TASK PROMPT —
Filter out everything except lines holding "texte".

RECORDS TO USE —
----------------

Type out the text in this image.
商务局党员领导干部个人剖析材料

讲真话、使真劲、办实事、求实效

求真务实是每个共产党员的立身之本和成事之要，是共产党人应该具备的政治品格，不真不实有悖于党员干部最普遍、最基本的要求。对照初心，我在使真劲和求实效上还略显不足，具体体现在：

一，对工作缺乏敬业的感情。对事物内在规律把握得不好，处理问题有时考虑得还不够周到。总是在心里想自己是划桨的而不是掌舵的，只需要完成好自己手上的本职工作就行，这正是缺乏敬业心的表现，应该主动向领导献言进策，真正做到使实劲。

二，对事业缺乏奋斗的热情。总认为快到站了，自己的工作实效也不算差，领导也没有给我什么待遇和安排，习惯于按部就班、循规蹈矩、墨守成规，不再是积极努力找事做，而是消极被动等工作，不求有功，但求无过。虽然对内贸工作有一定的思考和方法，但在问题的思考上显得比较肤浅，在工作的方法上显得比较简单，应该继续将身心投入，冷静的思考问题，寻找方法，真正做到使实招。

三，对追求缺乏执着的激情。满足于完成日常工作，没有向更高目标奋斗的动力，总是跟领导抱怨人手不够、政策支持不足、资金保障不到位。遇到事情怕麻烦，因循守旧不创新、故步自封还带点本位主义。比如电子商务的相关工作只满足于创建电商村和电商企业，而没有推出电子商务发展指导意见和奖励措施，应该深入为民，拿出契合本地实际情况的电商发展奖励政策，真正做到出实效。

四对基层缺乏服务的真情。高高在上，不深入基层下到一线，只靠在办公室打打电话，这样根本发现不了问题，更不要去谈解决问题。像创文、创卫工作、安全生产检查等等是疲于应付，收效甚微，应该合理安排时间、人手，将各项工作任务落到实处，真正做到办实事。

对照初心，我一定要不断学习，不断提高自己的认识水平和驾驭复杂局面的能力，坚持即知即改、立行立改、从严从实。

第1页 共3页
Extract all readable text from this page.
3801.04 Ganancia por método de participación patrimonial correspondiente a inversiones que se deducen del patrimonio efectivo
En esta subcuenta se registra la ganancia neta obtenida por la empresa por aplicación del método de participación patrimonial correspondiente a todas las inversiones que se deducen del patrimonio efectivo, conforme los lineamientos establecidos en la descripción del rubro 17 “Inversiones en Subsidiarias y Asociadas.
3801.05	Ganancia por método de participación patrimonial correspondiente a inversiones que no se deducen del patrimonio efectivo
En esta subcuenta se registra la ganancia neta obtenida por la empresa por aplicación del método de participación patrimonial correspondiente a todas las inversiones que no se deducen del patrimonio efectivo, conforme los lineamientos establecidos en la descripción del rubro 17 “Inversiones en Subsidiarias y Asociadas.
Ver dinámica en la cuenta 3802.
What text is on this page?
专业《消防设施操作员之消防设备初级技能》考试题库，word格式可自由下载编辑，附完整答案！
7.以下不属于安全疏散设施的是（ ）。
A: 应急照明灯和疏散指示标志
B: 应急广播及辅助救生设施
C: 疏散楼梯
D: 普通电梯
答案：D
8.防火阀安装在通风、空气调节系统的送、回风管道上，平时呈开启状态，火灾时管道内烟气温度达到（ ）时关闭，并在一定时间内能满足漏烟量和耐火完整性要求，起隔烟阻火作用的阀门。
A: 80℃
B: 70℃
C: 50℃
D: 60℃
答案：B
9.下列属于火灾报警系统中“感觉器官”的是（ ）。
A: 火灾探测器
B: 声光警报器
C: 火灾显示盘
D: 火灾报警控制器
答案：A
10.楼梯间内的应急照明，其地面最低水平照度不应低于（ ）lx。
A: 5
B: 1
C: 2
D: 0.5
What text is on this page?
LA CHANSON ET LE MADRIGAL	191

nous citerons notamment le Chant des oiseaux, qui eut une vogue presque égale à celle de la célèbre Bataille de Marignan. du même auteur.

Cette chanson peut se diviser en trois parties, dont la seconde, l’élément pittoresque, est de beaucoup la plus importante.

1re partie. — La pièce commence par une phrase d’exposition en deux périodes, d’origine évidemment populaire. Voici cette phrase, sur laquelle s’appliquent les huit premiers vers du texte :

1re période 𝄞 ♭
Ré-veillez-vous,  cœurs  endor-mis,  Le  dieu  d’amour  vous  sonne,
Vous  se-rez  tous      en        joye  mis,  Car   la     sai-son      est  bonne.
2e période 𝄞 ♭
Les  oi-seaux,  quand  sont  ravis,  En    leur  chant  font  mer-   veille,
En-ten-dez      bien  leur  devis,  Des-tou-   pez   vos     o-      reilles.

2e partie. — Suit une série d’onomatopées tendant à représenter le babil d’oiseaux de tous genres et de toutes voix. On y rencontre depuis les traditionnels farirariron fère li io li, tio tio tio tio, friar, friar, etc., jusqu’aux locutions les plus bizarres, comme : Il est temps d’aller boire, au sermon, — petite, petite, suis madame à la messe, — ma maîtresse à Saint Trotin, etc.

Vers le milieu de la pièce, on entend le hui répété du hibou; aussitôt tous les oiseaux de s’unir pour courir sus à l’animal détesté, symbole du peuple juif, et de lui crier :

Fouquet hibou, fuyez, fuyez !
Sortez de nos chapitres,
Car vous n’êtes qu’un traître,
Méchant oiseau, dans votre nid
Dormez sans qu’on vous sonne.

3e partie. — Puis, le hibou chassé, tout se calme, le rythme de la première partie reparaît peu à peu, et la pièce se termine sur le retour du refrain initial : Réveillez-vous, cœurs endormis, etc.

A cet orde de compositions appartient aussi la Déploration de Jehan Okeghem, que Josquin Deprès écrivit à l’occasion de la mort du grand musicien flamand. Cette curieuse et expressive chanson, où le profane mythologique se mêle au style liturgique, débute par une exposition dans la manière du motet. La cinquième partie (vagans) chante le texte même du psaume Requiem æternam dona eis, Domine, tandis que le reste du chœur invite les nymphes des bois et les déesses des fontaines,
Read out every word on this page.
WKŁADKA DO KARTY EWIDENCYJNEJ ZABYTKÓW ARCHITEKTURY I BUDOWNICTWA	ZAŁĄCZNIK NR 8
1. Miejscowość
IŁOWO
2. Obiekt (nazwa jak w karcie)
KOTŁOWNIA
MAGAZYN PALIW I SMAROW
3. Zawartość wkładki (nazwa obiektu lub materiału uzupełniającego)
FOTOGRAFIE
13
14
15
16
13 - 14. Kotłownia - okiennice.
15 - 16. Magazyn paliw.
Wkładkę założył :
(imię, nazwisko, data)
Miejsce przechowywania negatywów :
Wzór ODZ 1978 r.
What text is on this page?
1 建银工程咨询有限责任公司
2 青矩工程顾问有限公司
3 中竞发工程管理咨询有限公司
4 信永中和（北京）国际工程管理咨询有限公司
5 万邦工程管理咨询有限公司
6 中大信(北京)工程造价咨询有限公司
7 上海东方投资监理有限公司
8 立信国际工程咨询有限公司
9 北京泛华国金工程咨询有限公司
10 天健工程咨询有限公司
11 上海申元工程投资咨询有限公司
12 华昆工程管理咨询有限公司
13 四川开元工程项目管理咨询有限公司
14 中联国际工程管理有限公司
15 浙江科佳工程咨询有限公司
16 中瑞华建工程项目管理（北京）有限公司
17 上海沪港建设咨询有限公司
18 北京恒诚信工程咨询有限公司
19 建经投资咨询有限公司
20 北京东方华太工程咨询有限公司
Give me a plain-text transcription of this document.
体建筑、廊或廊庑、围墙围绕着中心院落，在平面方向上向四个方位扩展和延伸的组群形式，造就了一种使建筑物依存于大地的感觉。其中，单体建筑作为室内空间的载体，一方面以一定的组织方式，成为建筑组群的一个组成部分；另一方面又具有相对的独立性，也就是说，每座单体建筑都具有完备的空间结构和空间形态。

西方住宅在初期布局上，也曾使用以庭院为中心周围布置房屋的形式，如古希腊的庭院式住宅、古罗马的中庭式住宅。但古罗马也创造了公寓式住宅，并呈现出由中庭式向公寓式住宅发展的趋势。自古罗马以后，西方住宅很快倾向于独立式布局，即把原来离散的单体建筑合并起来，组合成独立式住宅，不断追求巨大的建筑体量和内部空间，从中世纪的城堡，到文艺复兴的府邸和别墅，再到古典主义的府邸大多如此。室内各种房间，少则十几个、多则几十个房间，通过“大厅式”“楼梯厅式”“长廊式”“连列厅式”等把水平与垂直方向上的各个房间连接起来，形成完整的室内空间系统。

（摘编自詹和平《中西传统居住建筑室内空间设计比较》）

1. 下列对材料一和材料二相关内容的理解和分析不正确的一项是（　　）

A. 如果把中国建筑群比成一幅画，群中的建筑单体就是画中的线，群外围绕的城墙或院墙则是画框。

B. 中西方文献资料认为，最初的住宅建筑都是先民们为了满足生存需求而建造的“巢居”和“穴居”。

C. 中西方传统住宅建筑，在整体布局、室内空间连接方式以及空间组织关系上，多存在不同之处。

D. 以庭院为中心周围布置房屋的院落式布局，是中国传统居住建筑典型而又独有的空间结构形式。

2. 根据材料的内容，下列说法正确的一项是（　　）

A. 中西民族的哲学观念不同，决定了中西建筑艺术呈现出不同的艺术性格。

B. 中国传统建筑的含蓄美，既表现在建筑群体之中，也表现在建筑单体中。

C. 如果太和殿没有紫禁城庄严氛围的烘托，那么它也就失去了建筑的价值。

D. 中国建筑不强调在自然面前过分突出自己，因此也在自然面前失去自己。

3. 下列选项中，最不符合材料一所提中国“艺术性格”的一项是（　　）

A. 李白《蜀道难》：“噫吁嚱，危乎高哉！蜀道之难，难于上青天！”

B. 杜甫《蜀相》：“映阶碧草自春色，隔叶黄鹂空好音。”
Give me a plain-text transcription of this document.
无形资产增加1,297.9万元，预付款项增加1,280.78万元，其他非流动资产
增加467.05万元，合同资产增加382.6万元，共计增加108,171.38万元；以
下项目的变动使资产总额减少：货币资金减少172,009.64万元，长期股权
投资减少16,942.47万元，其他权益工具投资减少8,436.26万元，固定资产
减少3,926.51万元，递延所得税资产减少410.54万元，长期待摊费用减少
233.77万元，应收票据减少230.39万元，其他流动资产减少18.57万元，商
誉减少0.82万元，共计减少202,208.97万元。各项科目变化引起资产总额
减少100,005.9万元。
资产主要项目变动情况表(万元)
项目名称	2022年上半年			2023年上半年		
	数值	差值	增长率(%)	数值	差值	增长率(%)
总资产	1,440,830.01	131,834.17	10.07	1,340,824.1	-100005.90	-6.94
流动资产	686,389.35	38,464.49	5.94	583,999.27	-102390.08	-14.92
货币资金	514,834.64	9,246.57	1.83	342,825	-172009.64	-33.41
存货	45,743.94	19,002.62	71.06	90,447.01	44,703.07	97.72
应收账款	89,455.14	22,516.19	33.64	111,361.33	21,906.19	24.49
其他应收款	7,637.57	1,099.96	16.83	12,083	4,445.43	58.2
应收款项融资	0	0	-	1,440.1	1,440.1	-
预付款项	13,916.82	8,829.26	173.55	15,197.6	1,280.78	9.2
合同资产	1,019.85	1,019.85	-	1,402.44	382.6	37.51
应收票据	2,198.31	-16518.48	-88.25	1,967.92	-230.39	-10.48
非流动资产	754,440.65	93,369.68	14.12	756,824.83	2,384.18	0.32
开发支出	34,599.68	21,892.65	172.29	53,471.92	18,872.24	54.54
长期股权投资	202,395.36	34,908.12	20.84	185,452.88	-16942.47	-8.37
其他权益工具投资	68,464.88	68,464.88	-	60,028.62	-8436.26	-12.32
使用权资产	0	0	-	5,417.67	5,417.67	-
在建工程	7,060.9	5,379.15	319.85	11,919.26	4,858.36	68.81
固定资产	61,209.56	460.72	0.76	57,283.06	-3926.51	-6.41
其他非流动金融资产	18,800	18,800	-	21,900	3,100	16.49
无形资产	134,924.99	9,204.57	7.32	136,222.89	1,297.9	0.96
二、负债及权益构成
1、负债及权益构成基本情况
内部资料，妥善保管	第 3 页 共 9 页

----------------

EXERCISE ANSWER —
1re partie. — La pièce commence par une phrase d’exposition en deux périodes, d’origine évidemment populaire. Voici cette phrase, sur laquelle s’appliquent les huit premiers vers du texte :
A cet orde de compositions appartient aussi la Déploration de Jehan Okeghem, que Josquin Deprès écrivit à l’occasion de la mort du grand musicien flamand. Cette curieuse et expressive chanson, où le profane mythologique se mêle au style liturgique, débute par une exposition dans la manière du motet. La cinquième partie (vagans) chante le texte même du psaume Requiem æternam dona eis, Domine, tandis que le reste du chœur invite les nymphes des bois et les déesses des fontaines,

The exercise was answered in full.